Scan the records below for lines with the word "Børn", then state how many you find and nothing else.

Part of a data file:
━━━━━━━━━━━━━━━━

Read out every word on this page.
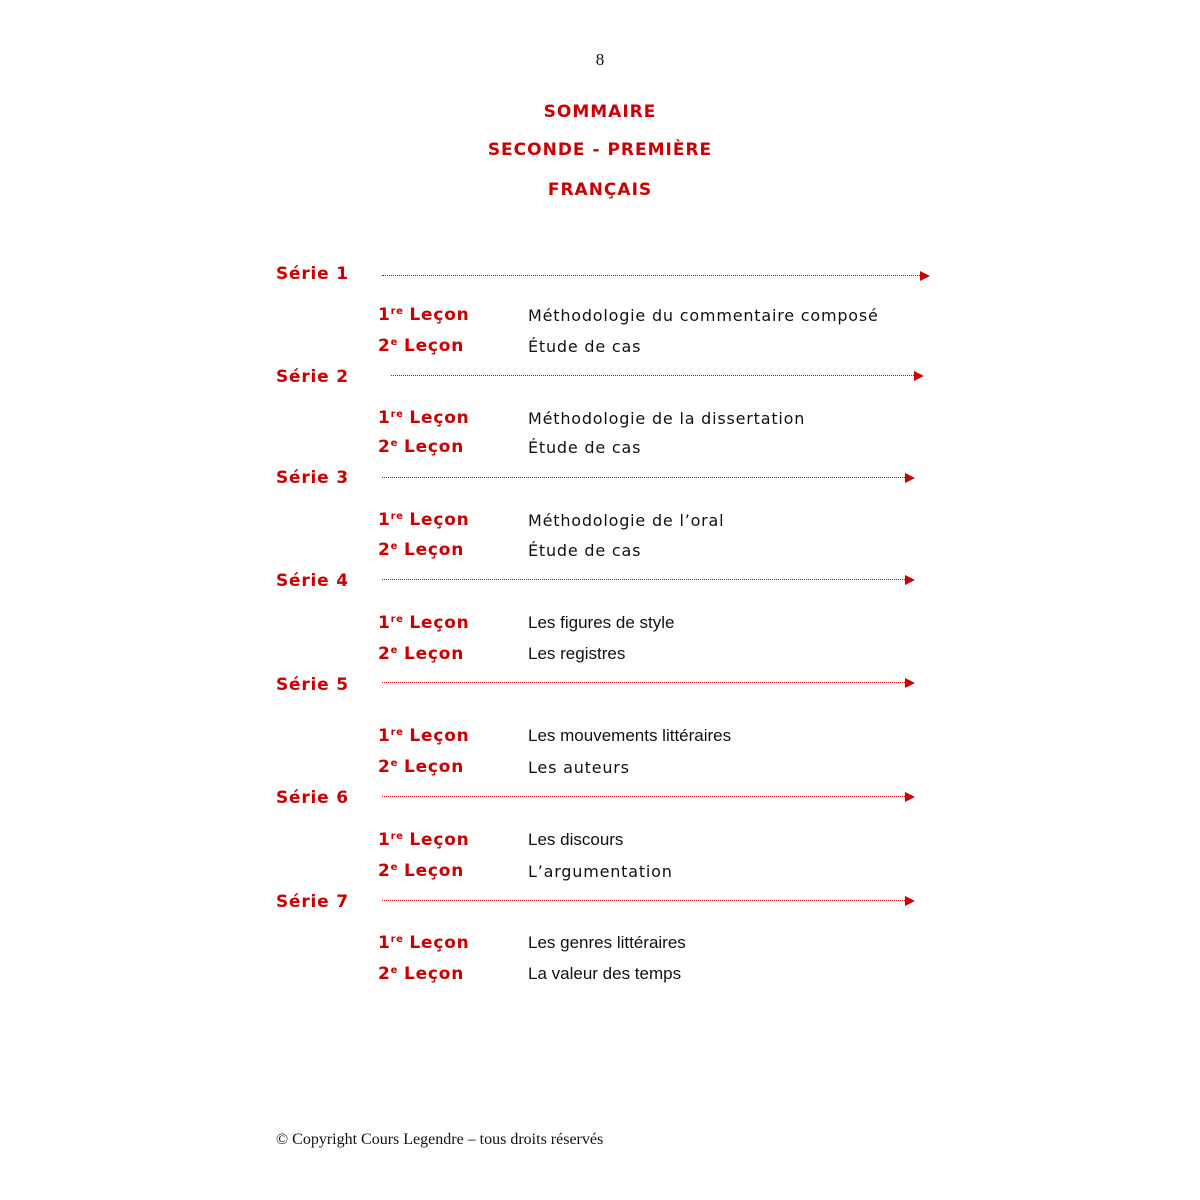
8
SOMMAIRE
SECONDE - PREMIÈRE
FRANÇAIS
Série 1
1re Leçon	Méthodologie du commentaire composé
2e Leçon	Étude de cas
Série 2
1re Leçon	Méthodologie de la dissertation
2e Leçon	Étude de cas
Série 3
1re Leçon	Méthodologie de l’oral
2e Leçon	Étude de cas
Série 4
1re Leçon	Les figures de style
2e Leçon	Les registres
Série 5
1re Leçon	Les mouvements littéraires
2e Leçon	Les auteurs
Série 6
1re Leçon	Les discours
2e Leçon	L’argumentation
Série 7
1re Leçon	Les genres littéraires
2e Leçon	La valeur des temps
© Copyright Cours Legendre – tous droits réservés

━━━━━━━━━━━━━━━━

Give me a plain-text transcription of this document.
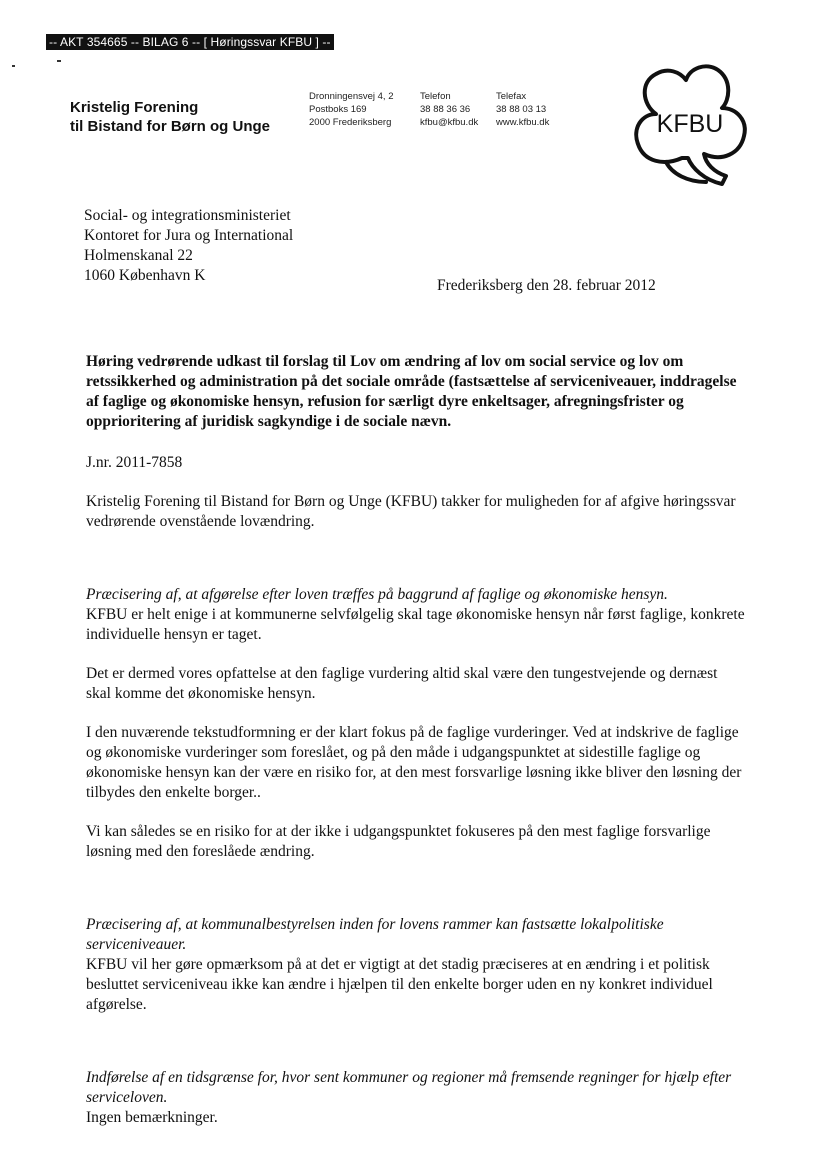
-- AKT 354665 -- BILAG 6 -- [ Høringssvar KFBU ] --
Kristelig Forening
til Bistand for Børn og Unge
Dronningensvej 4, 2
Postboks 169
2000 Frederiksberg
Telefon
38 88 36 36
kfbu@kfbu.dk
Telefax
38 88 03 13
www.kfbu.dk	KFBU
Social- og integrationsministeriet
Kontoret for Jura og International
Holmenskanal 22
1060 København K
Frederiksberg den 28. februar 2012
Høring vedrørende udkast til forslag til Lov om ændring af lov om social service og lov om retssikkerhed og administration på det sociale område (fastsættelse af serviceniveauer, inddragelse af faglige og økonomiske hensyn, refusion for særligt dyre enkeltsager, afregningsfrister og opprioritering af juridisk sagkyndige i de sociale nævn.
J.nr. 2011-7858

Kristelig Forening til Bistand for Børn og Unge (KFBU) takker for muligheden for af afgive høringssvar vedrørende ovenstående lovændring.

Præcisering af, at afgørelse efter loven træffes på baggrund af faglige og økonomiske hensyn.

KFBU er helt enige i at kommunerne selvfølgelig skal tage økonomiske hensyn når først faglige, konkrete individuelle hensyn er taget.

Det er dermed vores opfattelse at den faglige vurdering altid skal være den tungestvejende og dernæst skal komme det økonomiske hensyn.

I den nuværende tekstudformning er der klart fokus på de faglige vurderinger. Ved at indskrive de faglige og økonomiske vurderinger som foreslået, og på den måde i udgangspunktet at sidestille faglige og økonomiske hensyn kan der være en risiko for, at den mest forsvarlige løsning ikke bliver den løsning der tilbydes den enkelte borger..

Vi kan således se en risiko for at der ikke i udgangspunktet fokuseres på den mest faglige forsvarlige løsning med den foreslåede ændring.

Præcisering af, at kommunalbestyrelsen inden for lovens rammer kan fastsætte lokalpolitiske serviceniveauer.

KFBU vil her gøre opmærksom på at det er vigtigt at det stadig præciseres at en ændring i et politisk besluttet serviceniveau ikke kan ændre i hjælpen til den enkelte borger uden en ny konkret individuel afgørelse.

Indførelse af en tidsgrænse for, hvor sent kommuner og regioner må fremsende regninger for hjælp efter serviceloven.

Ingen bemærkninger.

━━━━━━━━━━━━━━━━

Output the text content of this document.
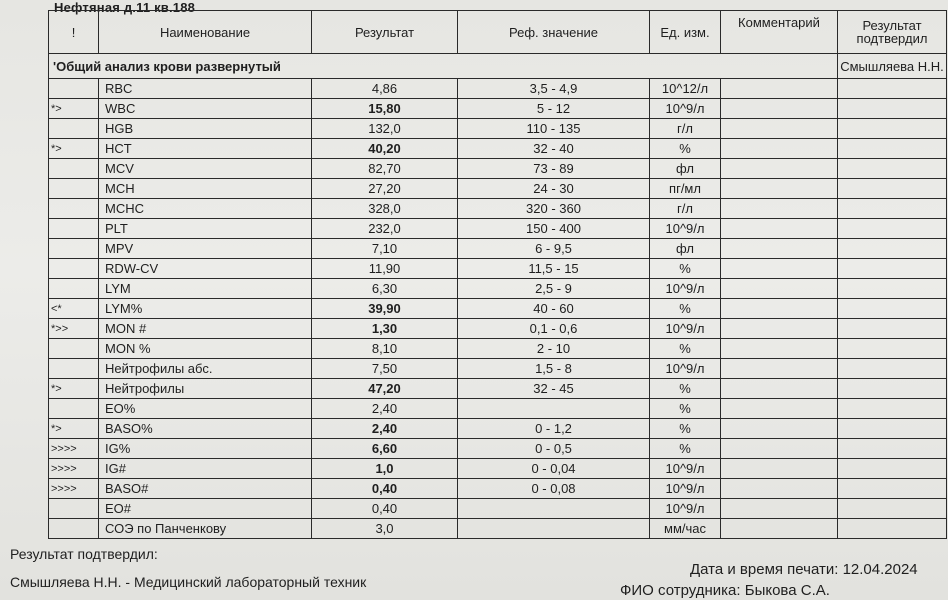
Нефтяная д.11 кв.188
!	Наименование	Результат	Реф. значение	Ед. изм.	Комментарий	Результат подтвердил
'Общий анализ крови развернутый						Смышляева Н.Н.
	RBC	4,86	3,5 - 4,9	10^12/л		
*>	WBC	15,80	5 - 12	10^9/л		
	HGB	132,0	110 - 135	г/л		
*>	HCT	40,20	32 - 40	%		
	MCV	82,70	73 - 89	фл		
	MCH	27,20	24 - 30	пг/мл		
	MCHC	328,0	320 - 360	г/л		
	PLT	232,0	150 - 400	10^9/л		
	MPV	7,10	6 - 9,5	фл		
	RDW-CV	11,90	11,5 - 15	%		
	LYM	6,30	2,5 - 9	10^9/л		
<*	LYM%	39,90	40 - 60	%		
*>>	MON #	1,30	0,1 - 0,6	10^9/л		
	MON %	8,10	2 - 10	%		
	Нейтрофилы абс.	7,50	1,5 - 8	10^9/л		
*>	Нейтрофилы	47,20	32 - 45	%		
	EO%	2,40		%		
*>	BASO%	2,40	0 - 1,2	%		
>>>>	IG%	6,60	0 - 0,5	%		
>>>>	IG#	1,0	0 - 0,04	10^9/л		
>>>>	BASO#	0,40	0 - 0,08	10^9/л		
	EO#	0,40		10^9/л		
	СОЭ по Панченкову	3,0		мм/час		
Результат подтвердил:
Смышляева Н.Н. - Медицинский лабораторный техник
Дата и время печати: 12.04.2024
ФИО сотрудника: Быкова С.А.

━━━━━━━━━━━━━━━━

▶ _Solution to this problem_:
2